**Task directions:**
Pick out each line containing the string "select" and copy it.

---- Material for this task

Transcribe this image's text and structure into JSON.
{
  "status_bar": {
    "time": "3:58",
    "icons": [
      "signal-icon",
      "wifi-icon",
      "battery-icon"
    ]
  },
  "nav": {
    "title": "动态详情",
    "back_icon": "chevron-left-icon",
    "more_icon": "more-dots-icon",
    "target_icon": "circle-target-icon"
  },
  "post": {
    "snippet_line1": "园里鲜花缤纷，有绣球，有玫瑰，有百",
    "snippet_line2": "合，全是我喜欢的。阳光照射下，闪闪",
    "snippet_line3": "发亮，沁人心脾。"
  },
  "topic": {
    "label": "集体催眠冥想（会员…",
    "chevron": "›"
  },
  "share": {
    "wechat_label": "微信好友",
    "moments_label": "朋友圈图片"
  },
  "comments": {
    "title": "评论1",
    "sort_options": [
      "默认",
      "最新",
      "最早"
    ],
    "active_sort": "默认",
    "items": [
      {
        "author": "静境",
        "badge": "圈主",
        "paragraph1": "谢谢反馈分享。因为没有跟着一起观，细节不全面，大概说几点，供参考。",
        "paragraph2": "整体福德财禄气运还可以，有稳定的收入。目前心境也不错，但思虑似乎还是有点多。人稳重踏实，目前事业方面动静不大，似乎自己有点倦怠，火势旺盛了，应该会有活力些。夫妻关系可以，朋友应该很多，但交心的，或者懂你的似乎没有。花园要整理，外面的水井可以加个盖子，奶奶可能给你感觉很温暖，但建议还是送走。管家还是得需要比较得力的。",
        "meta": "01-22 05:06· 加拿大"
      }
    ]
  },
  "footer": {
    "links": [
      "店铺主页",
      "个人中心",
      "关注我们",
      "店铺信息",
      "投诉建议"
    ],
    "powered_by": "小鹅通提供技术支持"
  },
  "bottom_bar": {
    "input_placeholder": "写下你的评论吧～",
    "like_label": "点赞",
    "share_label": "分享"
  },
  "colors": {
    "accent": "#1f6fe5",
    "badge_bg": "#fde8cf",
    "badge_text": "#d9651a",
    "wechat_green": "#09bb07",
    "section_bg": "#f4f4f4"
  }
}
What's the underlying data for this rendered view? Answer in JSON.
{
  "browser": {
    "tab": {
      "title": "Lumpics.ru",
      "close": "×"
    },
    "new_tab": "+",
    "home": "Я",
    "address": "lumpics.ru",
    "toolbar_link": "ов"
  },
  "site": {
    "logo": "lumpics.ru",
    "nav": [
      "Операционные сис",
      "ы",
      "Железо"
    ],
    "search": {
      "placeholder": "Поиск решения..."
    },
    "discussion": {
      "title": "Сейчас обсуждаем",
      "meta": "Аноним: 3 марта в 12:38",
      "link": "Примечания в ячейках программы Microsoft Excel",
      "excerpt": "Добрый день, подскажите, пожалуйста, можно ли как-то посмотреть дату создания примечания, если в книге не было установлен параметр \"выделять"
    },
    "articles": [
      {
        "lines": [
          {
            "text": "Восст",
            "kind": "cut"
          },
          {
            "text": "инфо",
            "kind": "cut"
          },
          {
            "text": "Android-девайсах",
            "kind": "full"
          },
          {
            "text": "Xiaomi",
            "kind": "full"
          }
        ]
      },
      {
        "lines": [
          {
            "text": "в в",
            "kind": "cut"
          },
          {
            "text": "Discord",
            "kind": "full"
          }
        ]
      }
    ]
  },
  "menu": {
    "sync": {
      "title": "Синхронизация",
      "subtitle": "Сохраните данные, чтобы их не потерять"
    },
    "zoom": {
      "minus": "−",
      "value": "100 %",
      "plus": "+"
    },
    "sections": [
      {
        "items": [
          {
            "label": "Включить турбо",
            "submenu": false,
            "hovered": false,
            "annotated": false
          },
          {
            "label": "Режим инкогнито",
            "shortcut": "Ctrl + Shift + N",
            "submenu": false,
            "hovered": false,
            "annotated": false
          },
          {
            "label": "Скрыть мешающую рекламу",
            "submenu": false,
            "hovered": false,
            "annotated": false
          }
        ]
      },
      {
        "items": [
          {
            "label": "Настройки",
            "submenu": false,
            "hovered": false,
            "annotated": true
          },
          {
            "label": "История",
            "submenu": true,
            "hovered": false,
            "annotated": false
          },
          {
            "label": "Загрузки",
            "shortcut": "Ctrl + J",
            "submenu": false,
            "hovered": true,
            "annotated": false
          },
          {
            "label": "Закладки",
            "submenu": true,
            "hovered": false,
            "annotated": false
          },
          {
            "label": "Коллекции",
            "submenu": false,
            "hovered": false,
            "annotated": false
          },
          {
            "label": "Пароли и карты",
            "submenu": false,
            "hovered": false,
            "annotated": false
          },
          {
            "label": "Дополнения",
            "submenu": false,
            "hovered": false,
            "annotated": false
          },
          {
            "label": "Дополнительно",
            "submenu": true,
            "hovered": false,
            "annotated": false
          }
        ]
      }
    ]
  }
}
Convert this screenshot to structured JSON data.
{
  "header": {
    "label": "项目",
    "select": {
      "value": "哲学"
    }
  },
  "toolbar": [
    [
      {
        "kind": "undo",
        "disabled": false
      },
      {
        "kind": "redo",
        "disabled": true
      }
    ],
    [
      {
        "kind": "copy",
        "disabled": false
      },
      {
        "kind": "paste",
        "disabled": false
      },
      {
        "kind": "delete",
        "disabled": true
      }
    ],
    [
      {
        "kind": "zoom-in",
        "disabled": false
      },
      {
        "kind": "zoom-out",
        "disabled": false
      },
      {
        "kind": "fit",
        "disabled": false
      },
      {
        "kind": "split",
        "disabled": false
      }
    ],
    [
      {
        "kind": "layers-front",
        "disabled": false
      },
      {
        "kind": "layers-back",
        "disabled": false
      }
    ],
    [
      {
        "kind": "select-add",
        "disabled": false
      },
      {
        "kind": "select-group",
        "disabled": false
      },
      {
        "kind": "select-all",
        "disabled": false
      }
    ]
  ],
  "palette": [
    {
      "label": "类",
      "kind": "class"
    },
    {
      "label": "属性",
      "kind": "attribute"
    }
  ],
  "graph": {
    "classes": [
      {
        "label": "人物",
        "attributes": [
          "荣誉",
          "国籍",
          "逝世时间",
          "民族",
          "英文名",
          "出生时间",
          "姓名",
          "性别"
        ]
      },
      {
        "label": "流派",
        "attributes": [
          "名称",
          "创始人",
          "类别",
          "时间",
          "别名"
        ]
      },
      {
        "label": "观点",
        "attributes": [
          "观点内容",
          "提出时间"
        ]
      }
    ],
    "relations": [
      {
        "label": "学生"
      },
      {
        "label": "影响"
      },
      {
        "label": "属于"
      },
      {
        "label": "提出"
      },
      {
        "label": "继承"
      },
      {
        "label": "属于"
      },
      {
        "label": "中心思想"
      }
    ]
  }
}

--------

**Response below:**
    "select": {
        "kind": "select-add",
        "kind": "select-group",
        "kind": "select-all",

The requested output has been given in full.